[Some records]
..........

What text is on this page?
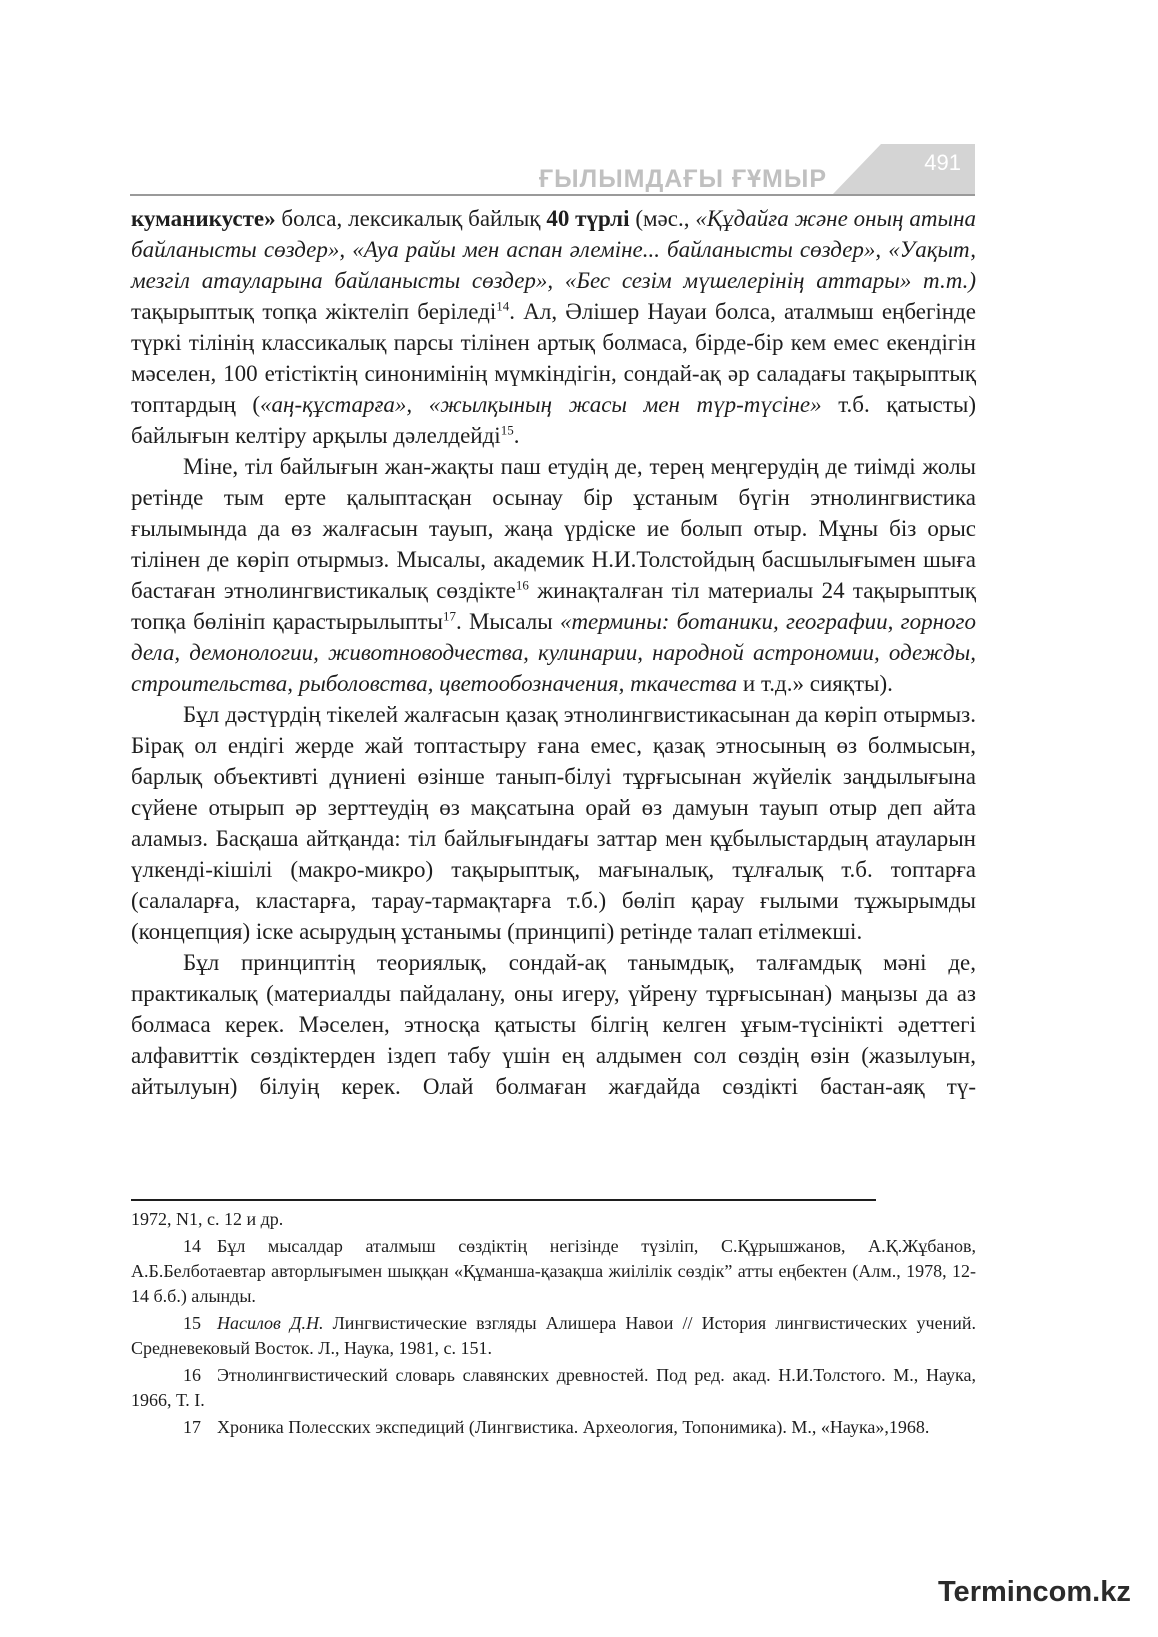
ҒЫЛЫМДАҒЫ ҒҰМЫР
491

куманикусте» болса, лексикалық байлық 40 түрлі (мәс., «Құдайға және оның атына байланысты сөздер», «Ауа райы мен аспан әлеміне... байланысты сөздер», «Уақыт, мезгіл атауларына байланысты сөздер», «Бес сезім мүшелерінің аттары» т.т.) тақырыптық топқа жіктеліп беріледі$^{14}$. Ал, Әлішер Науаи болса, аталмыш еңбегінде түркі тілінің классикалық парсы тілінен артық болмаса, бірде-бір кем емес екендігін мәселен, 100 етістіктің синонимінің мүмкіндігін, сондай-ақ әр саладағы тақырыптық топтардың («аң-құстарға», «жылқының жасы мен түр-түсіне» т.б. қатысты) байлығын келтіру арқылы дәлелдейді$^{15}$.

Міне, тіл байлығын жан-жақты паш етудің де, терең меңгерудің де тиімді жолы ретінде тым ерте қалыптасқан осынау бір ұстаным бүгін этнолингвистика ғылымында да өз жалғасын тауып, жаңа үрдіске ие болып отыр. Мұны біз орыс тілінен де көріп отырмыз. Мысалы, академик Н.И.Толстойдың басшылығымен шыға бастаған этнолингвистикалық сөздікте$^{16}$ жинақталған тіл материалы 24 тақырыптық топқа бөлініп қарастырылыпты$^{17}$. Мысалы «термины: ботаники, географии, горного дела, демонологии, животноводчества, кулинарии, народной астрономии, одежды, строительства, рыболовства, цветообозначения, ткачества и т.д.» сияқты).

Бұл дәстүрдің тікелей жалғасын қазақ этнолингвистикасынан да көріп отырмыз. Бірақ ол ендігі жерде жай топтастыру ғана емес, қазақ этносының өз болмысын, барлық объективті дүниені өзінше танып-білуі тұрғысынан жүйелік заңдылығына сүйене отырып әр зерттеудің өз мақсатына орай өз дамуын тауып отыр деп айта аламыз. Басқаша айтқанда: тіл байлығындағы заттар мен құбылыстардың атауларын үлкенді-кішілі (макро-микро) тақырыптық, мағыналық, тұлғалық т.б. топтарға (салаларға, кластарға, тарау-тармақтарға т.б.) бөліп қарау ғылыми тұжырымды (концепция) іске асырудың ұстанымы (принципі) ретінде талап етілмекші.

Бұл принциптің теориялық, сондай-ақ танымдық, талғамдық мәні де, практикалық (материалды пайдалану, оны игеру, үйрену тұрғысынан) маңызы да аз болмаса керек. Мәселен, этносқа қатысты білгің келген ұғым-түсінікті әдеттегі алфавиттік сөздіктерден іздеп табу үшін ең алдымен сол сөздің өзін (жазылуын, айтылуын) білуің керек. Олай болмаған жағдайда сөздікті бастан-аяқ тү-

1972, N1, с. 12 и др.

14 Бұл мысалдар аталмыш сөздіктің негізінде түзіліп, С.Құрышжанов, А.Қ.Жұбанов, А.Б.Белботаевтар авторлығымен шыққан «Құманша-қазақша жиілілік сөздік” атты еңбектен (Алм., 1978, 12-14 б.б.) алынды.

15 Насилов Д.Н. Лингвистические взгляды Алишера Навои // История лингвистических учений. Средневековый Восток. Л., Наука, 1981, с. 151.

16 Этнолингвистический словарь славянских древностей. Под ред. акад. Н.И.Толстого. М., Наука, 1966, Т. I.

17 Хроника Полесских экспедиций (Лингвистика. Археология, Топонимика). М., «Наука»,1968.

Termincom.kz
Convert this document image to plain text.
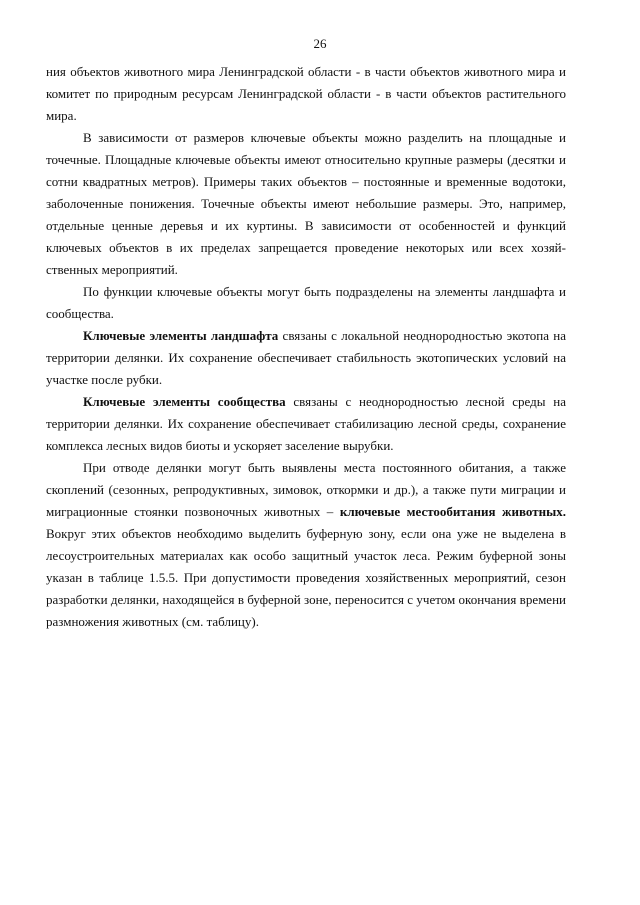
26

ния объектов животного мира Ленинградской области - в части объектов животного мира и комитет по природным ресурсам Ленинградской области - в части объектов растительного мира.

В зависимости от размеров ключевые объекты можно разделить на площадные и точечные. Площадные ключевые объекты имеют относительно крупные размеры (десятки и сотни квадратных метров). Примеры таких объектов – постоянные и временные водотоки, заболоченные понижения. Точечные объекты имеют небольшие размеры. Это, например, отдельные ценные деревья и их куртины. В зависимости от особенностей и функций ключевых объектов в их пределах запрещается проведение некоторых или всех хозяйственных мероприятий.

По функции ключевые объекты могут быть подразделены на элементы ландшафта и сообщества.

Ключевые элементы ландшафта связаны с локальной неоднородностью экотопа на территории делянки. Их сохранение обеспечивает стабильность экотопических условий на участке после рубки.

Ключевые элементы сообщества связаны с неоднородностью лесной среды на территории делянки. Их сохранение обеспечивает стабилизацию лесной среды, сохранение комплекса лесных видов биоты и ускоряет заселение вырубки.

При отводе делянки могут быть выявлены места постоянного обитания, а также скоплений (сезонных, репродуктивных, зимовок, откормки и др.), а также пути миграции и миграционные стоянки позвоночных животных – ключевые местообитания животных. Вокруг этих объектов необходимо выделить буферную зону, если она уже не выделена в лесоустроительных материалах как особо защитный участок леса. Режим буферной зоны указан в таблице 1.5.5. При допустимости проведения хозяйственных мероприятий, сезон разработки делянки, находящейся в буферной зоне, переносится с учетом окончания времени размножения животных (см. таблицу).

..........

All of the data needs repeating exactly, but the pictures do not.

What text is on this page?
ҒЫЛЫМДАҒЫ ҒҰМЫР
491

куманикусте» болса, лексикалық байлық 40 түрлі (мәс., «Құдайға және оның атына байланысты сөздер», «Ауа райы мен аспан әлеміне... байланысты сөздер», «Уақыт, мезгіл атауларына байланысты сөздер», «Бес сезім мүшелерінің аттары» т.т.) тақырыптық топқа жіктеліп беріледі$^{14}$. Ал, Әлішер Науаи болса, аталмыш еңбегінде түркі тілінің классикалық парсы тілінен артық болмаса, бірде-бір кем емес екендігін мәселен, 100 етістіктің синонимінің мүмкіндігін, сондай-ақ әр саладағы тақырыптық топтардың («аң-құстарға», «жылқының жасы мен түр-түсіне» т.б. қатысты) байлығын келтіру арқылы дәлелдейді$^{15}$.

Міне, тіл байлығын жан-жақты паш етудің де, терең меңгерудің де тиімді жолы ретінде тым ерте қалыптасқан осынау бір ұстаным бүгін этнолингвистика ғылымында да өз жалғасын тауып, жаңа үрдіске ие болып отыр. Мұны біз орыс тілінен де көріп отырмыз. Мысалы, академик Н.И.Толстойдың басшылығымен шыға бастаған этнолингвистикалық сөздікте$^{16}$ жинақталған тіл материалы 24 тақырыптық топқа бөлініп қарастырылыпты$^{17}$. Мысалы «термины: ботаники, географии, горного дела, демонологии, животноводчества, кулинарии, народной астрономии, одежды, строительства, рыболовства, цветообозначения, ткачества и т.д.» сияқты).

Бұл дәстүрдің тікелей жалғасын қазақ этнолингвистикасынан да көріп отырмыз. Бірақ ол ендігі жерде жай топтастыру ғана емес, қазақ этносының өз болмысын, барлық объективті дүниені өзінше танып-білуі тұрғысынан жүйелік заңдылығына сүйене отырып әр зерттеудің өз мақсатына орай өз дамуын тауып отыр деп айта аламыз. Басқаша айтқанда: тіл байлығындағы заттар мен құбылыстардың атауларын үлкенді-кішілі (макро-микро) тақырыптық, мағыналық, тұлғалық т.б. топтарға (салаларға, кластарға, тарау-тармақтарға т.б.) бөліп қарау ғылыми тұжырымды (концепция) іске асырудың ұстанымы (принципі) ретінде талап етілмекші.

Бұл принциптің теориялық, сондай-ақ танымдық, талғамдық мәні де, практикалық (материалды пайдалану, оны игеру, үйрену тұрғысынан) маңызы да аз болмаса керек. Мәселен, этносқа қатысты білгің келген ұғым-түсінікті әдеттегі алфавиттік сөздіктерден іздеп табу үшін ең алдымен сол сөздің өзін (жазылуын, айтылуын) білуің керек. Олай болмаған жағдайда сөздікті бастан-аяқ тү-

1972, N1, с. 12 и др.

14 Бұл мысалдар аталмыш сөздіктің негізінде түзіліп, С.Құрышжанов, А.Қ.Жұбанов, А.Б.Белботаевтар авторлығымен шыққан «Құманша-қазақша жиілілік сөздік” атты еңбектен (Алм., 1978, 12-14 б.б.) алынды.

15 Насилов Д.Н. Лингвистические взгляды Алишера Навои // История лингвистических учений. Средневековый Восток. Л., Наука, 1981, с. 151.

16 Этнолингвистический словарь славянских древностей. Под ред. акад. Н.И.Толстого. М., Наука, 1966, Т. I.

17 Хроника Полесских экспедиций (Лингвистика. Археология, Топонимика). М., «Наука»,1968.

Termincom.kz
Convert this document image to plain text.
26

ния объектов животного мира Ленинградской области - в части объектов животного мира и комитет по природным ресурсам Ленинградской области - в части объектов растительного мира.

В зависимости от размеров ключевые объекты можно разделить на площадные и точечные. Площадные ключевые объекты имеют относительно крупные размеры (десятки и сотни квадратных метров). Примеры таких объектов – постоянные и временные водотоки, заболоченные понижения. Точечные объекты имеют небольшие размеры. Это, например, отдельные ценные деревья и их куртины. В зависимости от особенностей и функций ключевых объектов в их пределах запрещается проведение некоторых или всех хозяйственных мероприятий.

По функции ключевые объекты могут быть подразделены на элементы ландшафта и сообщества.

Ключевые элементы ландшафта связаны с локальной неоднородностью экотопа на территории делянки. Их сохранение обеспечивает стабильность экотопических условий на участке после рубки.

Ключевые элементы сообщества связаны с неоднородностью лесной среды на территории делянки. Их сохранение обеспечивает стабилизацию лесной среды, сохранение комплекса лесных видов биоты и ускоряет заселение вырубки.

При отводе делянки могут быть выявлены места постоянного обитания, а также скоплений (сезонных, репродуктивных, зимовок, откормки и др.), а также пути миграции и миграционные стоянки позвоночных животных – ключевые местообитания животных. Вокруг этих объектов необходимо выделить буферную зону, если она уже не выделена в лесоустроительных материалах как особо защитный участок леса. Режим буферной зоны указан в таблице 1.5.5. При допустимости проведения хозяйственных мероприятий, сезон разработки делянки, находящейся в буферной зоне, переносится с учетом окончания времени размножения животных (см. таблицу).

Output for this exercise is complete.